-------- Data in this exercise
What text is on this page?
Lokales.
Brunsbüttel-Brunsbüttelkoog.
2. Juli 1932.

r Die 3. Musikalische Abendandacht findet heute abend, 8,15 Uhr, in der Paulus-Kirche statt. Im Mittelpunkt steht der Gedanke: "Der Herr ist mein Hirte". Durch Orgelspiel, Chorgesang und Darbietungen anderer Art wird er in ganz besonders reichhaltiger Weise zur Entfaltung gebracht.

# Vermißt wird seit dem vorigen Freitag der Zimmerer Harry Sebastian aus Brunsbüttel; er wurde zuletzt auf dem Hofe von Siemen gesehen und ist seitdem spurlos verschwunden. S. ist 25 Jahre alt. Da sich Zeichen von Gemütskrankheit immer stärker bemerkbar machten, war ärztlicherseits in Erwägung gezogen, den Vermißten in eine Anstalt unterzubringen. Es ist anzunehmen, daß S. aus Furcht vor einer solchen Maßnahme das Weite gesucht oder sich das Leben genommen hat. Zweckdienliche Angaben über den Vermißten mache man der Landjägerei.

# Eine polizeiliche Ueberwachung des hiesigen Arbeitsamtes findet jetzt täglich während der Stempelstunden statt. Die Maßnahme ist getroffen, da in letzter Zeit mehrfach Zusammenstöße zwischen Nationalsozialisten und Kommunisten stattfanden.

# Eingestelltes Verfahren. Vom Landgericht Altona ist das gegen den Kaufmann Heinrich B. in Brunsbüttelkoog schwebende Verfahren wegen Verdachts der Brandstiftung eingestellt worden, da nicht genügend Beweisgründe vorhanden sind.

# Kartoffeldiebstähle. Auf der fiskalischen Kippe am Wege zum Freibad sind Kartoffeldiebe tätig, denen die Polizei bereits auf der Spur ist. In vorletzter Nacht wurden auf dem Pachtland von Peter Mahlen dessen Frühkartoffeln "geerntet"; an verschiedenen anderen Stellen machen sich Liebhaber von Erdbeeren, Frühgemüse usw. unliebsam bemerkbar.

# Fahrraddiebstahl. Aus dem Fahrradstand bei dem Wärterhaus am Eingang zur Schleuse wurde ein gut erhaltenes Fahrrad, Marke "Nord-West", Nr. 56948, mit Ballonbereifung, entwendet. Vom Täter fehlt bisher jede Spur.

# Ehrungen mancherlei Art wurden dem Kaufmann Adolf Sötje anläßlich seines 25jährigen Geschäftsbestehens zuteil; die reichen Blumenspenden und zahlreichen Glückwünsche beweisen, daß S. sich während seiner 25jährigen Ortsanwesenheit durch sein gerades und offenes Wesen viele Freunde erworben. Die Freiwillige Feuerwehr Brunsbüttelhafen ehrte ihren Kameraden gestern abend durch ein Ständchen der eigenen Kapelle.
----------------
§ **What you should do**:
Every line above is to be transcribed exactly.

§ **Written response**:
What text is on this page?
Lokales.
Brunsbüttel-Brunsbüttelkoog.
2. Juli 1932.

r Die 3. Musikalische Abendandacht findet heute abend, 8,15 Uhr, in der Paulus-Kirche statt. Im Mittelpunkt steht der Gedanke: "Der Herr ist mein Hirte". Durch Orgelspiel, Chorgesang und Darbietungen anderer Art wird er in ganz besonders reichhaltiger Weise zur Entfaltung gebracht.

# Vermißt wird seit dem vorigen Freitag der Zimmerer Harry Sebastian aus Brunsbüttel; er wurde zuletzt auf dem Hofe von Siemen gesehen und ist seitdem spurlos verschwunden. S. ist 25 Jahre alt. Da sich Zeichen von Gemütskrankheit immer stärker bemerkbar machten, war ärztlicherseits in Erwägung gezogen, den Vermißten in eine Anstalt unterzubringen. Es ist anzunehmen, daß S. aus Furcht vor einer solchen Maßnahme das Weite gesucht oder sich das Leben genommen hat. Zweckdienliche Angaben über den Vermißten mache man der Landjägerei.

# Eine polizeiliche Ueberwachung des hiesigen Arbeitsamtes findet jetzt täglich während der Stempelstunden statt. Die Maßnahme ist getroffen, da in letzter Zeit mehrfach Zusammenstöße zwischen Nationalsozialisten und Kommunisten stattfanden.

# Eingestelltes Verfahren. Vom Landgericht Altona ist das gegen den Kaufmann Heinrich B. in Brunsbüttelkoog schwebende Verfahren wegen Verdachts der Brandstiftung eingestellt worden, da nicht genügend Beweisgründe vorhanden sind.

# Kartoffeldiebstähle. Auf der fiskalischen Kippe am Wege zum Freibad sind Kartoffeldiebe tätig, denen die Polizei bereits auf der Spur ist. In vorletzter Nacht wurden auf dem Pachtland von Peter Mahlen dessen Frühkartoffeln "geerntet"; an verschiedenen anderen Stellen machen sich Liebhaber von Erdbeeren, Frühgemüse usw. unliebsam bemerkbar.

# Fahrraddiebstahl. Aus dem Fahrradstand bei dem Wärterhaus am Eingang zur Schleuse wurde ein gut erhaltenes Fahrrad, Marke "Nord-West", Nr. 56948, mit Ballonbereifung, entwendet. Vom Täter fehlt bisher jede Spur.

# Ehrungen mancherlei Art wurden dem Kaufmann Adolf Sötje anläßlich seines 25jährigen Geschäftsbestehens zuteil; die reichen Blumenspenden und zahlreichen Glückwünsche beweisen, daß S. sich während seiner 25jährigen Ortsanwesenheit durch sein gerades und offenes Wesen viele Freunde erworben. Die Freiwillige Feuerwehr Brunsbüttelhafen ehrte ihren Kameraden gestern abend durch ein Ständchen der eigenen Kapelle.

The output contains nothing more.